** Source material **
--

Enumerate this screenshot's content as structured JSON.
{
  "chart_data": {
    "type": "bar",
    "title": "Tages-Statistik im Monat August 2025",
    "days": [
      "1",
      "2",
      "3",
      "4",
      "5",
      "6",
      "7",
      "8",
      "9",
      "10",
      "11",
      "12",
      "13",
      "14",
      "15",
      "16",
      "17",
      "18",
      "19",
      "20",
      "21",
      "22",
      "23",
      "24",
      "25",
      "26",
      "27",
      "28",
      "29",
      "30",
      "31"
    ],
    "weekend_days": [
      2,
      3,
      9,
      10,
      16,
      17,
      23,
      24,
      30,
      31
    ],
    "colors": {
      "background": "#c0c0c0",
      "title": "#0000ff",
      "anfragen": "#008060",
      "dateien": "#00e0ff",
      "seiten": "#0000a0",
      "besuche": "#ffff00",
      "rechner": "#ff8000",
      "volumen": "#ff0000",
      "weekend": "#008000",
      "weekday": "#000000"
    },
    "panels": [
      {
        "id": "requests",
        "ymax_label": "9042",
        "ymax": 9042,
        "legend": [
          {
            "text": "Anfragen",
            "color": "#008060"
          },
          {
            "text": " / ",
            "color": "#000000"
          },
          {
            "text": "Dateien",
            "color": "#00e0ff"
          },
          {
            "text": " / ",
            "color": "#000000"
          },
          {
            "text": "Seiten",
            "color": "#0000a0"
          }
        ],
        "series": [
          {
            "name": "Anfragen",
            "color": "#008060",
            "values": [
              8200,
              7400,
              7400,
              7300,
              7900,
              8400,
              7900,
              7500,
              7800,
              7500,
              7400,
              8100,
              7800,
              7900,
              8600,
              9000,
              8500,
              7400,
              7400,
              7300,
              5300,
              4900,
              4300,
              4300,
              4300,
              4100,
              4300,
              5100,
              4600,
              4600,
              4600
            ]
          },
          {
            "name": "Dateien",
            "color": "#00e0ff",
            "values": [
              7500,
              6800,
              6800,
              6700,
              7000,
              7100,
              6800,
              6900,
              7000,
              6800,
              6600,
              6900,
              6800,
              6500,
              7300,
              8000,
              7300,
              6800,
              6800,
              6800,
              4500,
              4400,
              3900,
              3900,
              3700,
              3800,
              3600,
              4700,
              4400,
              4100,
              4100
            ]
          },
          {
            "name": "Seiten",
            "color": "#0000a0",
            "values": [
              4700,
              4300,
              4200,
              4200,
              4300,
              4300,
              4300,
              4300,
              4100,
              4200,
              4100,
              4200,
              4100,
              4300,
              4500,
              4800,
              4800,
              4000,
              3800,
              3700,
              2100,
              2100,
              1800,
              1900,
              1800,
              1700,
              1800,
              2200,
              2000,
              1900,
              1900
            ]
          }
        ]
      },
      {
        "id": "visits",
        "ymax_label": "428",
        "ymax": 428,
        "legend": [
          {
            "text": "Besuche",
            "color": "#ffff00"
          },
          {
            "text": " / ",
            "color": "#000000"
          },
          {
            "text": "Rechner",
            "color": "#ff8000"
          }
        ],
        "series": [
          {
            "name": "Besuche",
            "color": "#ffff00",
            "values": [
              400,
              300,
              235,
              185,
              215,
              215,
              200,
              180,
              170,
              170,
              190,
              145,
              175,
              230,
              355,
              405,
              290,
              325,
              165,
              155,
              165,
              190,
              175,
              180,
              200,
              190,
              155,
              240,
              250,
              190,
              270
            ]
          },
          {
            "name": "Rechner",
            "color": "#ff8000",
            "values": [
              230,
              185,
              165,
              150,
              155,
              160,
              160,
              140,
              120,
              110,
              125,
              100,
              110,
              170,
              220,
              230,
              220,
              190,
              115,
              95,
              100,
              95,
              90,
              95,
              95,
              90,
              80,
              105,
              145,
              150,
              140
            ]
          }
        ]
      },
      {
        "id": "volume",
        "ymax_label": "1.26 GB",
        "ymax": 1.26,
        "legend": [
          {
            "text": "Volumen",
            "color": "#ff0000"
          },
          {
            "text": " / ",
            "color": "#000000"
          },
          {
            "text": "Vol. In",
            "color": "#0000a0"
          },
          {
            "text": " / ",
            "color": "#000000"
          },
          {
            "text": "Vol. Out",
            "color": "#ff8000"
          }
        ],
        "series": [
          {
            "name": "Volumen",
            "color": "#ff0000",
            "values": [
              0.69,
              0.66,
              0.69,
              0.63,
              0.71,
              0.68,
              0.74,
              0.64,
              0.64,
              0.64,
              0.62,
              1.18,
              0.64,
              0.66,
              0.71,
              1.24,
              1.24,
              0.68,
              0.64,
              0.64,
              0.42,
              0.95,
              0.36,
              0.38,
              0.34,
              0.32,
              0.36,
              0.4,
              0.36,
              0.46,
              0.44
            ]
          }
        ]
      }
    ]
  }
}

--

** The task **
Give only the number of lines in the data that include the string "title".

** Solution to this task **
2